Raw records
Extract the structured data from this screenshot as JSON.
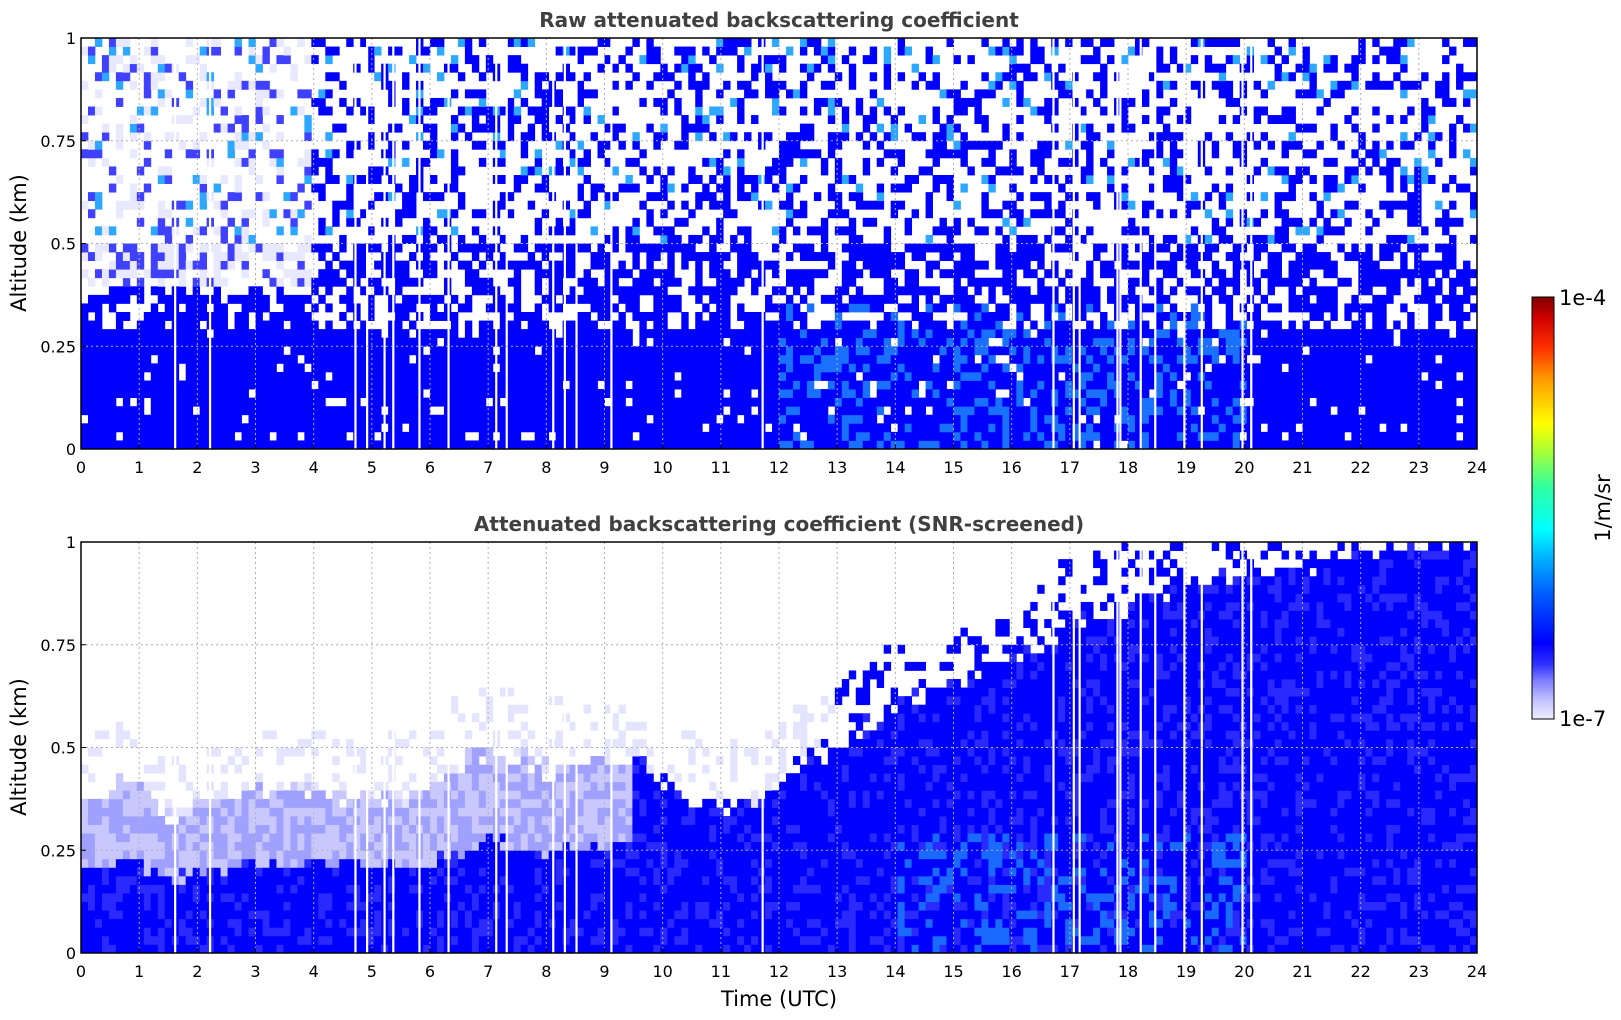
{
  "chart_data": [
    {
      "type": "heatmap",
      "title": "Raw attenuated backscattering coefficient",
      "xlabel": "",
      "ylabel": "Altitude (km)",
      "xlim": [
        0,
        24
      ],
      "ylim": [
        0,
        1
      ],
      "xticks": [
        0,
        1,
        2,
        3,
        4,
        5,
        6,
        7,
        8,
        9,
        10,
        11,
        12,
        13,
        14,
        15,
        16,
        17,
        18,
        19,
        20,
        21,
        22,
        23,
        24
      ],
      "yticks": [
        0,
        0.25,
        0.5,
        0.75,
        1
      ],
      "ytick_labels": [
        "0",
        "0.25",
        "0.5",
        "0.75",
        "1"
      ],
      "grid": true,
      "colorscale": "jet",
      "field": "noisy",
      "data_gaps_hours": [
        1.6,
        2.2,
        4.7,
        4.9,
        5.2,
        5.35,
        5.8,
        6.3,
        7.12,
        7.3,
        8.1,
        8.3,
        8.5,
        9.1,
        11.7,
        16.7,
        17.05,
        17.15,
        17.8,
        17.85,
        18.2,
        18.45,
        18.95,
        19.25,
        19.95,
        20.1
      ]
    },
    {
      "type": "heatmap",
      "title": "Attenuated backscattering coefficient (SNR-screened)",
      "xlabel": "Time (UTC)",
      "ylabel": "Altitude (km)",
      "xlim": [
        0,
        24
      ],
      "ylim": [
        0,
        1
      ],
      "xticks": [
        0,
        1,
        2,
        3,
        4,
        5,
        6,
        7,
        8,
        9,
        10,
        11,
        12,
        13,
        14,
        15,
        16,
        17,
        18,
        19,
        20,
        21,
        22,
        23,
        24
      ],
      "yticks": [
        0,
        0.25,
        0.5,
        0.75,
        1
      ],
      "ytick_labels": [
        "0",
        "0.25",
        "0.5",
        "0.75",
        "1"
      ],
      "grid": true,
      "colorscale": "jet",
      "field": "screened",
      "boundary_layer_top_km": [
        [
          0,
          0.35
        ],
        [
          0.8,
          0.43
        ],
        [
          1.5,
          0.33
        ],
        [
          3,
          0.4
        ],
        [
          4,
          0.4
        ],
        [
          5,
          0.38
        ],
        [
          6,
          0.4
        ],
        [
          7,
          0.5
        ],
        [
          8,
          0.45
        ],
        [
          9,
          0.47
        ],
        [
          9.8,
          0.45
        ],
        [
          10.5,
          0.38
        ],
        [
          11.5,
          0.35
        ],
        [
          12.2,
          0.45
        ],
        [
          13,
          0.5
        ],
        [
          14,
          0.6
        ],
        [
          15,
          0.65
        ],
        [
          16,
          0.7
        ],
        [
          17,
          0.8
        ],
        [
          18,
          0.85
        ],
        [
          19,
          0.9
        ],
        [
          20,
          0.92
        ],
        [
          21,
          0.95
        ],
        [
          22,
          0.98
        ],
        [
          24,
          1.0
        ]
      ],
      "data_gaps_hours": [
        1.6,
        2.2,
        4.7,
        4.9,
        5.2,
        5.35,
        5.8,
        6.3,
        7.12,
        7.3,
        8.1,
        8.3,
        8.5,
        9.1,
        11.7,
        16.7,
        17.05,
        17.15,
        17.8,
        17.85,
        18.2,
        18.45,
        18.95,
        19.25,
        19.95,
        20.1
      ]
    }
  ],
  "colorbar": {
    "label": "1/m/sr",
    "max_label": "1e-4",
    "min_label": "1e-7",
    "scale": "log",
    "range": [
      1e-07,
      0.0001
    ]
  }
}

→ **Do this**
Copy the entries exactly. Leave out the images.

→ **Output**
Extract the structured data from this screenshot as JSON.
{
  "chart_data": [
    {
      "type": "heatmap",
      "title": "Raw attenuated backscattering coefficient",
      "xlabel": "",
      "ylabel": "Altitude (km)",
      "xlim": [
        0,
        24
      ],
      "ylim": [
        0,
        1
      ],
      "xticks": [
        0,
        1,
        2,
        3,
        4,
        5,
        6,
        7,
        8,
        9,
        10,
        11,
        12,
        13,
        14,
        15,
        16,
        17,
        18,
        19,
        20,
        21,
        22,
        23,
        24
      ],
      "yticks": [
        0,
        0.25,
        0.5,
        0.75,
        1
      ],
      "ytick_labels": [
        "0",
        "0.25",
        "0.5",
        "0.75",
        "1"
      ],
      "grid": true,
      "colorscale": "jet",
      "field": "noisy",
      "data_gaps_hours": [
        1.6,
        2.2,
        4.7,
        4.9,
        5.2,
        5.35,
        5.8,
        6.3,
        7.12,
        7.3,
        8.1,
        8.3,
        8.5,
        9.1,
        11.7,
        16.7,
        17.05,
        17.15,
        17.8,
        17.85,
        18.2,
        18.45,
        18.95,
        19.25,
        19.95,
        20.1
      ]
    },
    {
      "type": "heatmap",
      "title": "Attenuated backscattering coefficient (SNR-screened)",
      "xlabel": "Time (UTC)",
      "ylabel": "Altitude (km)",
      "xlim": [
        0,
        24
      ],
      "ylim": [
        0,
        1
      ],
      "xticks": [
        0,
        1,
        2,
        3,
        4,
        5,
        6,
        7,
        8,
        9,
        10,
        11,
        12,
        13,
        14,
        15,
        16,
        17,
        18,
        19,
        20,
        21,
        22,
        23,
        24
      ],
      "yticks": [
        0,
        0.25,
        0.5,
        0.75,
        1
      ],
      "ytick_labels": [
        "0",
        "0.25",
        "0.5",
        "0.75",
        "1"
      ],
      "grid": true,
      "colorscale": "jet",
      "field": "screened",
      "boundary_layer_top_km": [
        [
          0,
          0.35
        ],
        [
          0.8,
          0.43
        ],
        [
          1.5,
          0.33
        ],
        [
          3,
          0.4
        ],
        [
          4,
          0.4
        ],
        [
          5,
          0.38
        ],
        [
          6,
          0.4
        ],
        [
          7,
          0.5
        ],
        [
          8,
          0.45
        ],
        [
          9,
          0.47
        ],
        [
          9.8,
          0.45
        ],
        [
          10.5,
          0.38
        ],
        [
          11.5,
          0.35
        ],
        [
          12.2,
          0.45
        ],
        [
          13,
          0.5
        ],
        [
          14,
          0.6
        ],
        [
          15,
          0.65
        ],
        [
          16,
          0.7
        ],
        [
          17,
          0.8
        ],
        [
          18,
          0.85
        ],
        [
          19,
          0.9
        ],
        [
          20,
          0.92
        ],
        [
          21,
          0.95
        ],
        [
          22,
          0.98
        ],
        [
          24,
          1.0
        ]
      ],
      "data_gaps_hours": [
        1.6,
        2.2,
        4.7,
        4.9,
        5.2,
        5.35,
        5.8,
        6.3,
        7.12,
        7.3,
        8.1,
        8.3,
        8.5,
        9.1,
        11.7,
        16.7,
        17.05,
        17.15,
        17.8,
        17.85,
        18.2,
        18.45,
        18.95,
        19.25,
        19.95,
        20.1
      ]
    }
  ],
  "colorbar": {
    "label": "1/m/sr",
    "max_label": "1e-4",
    "min_label": "1e-7",
    "scale": "log",
    "range": [
      1e-07,
      0.0001
    ]
  }
}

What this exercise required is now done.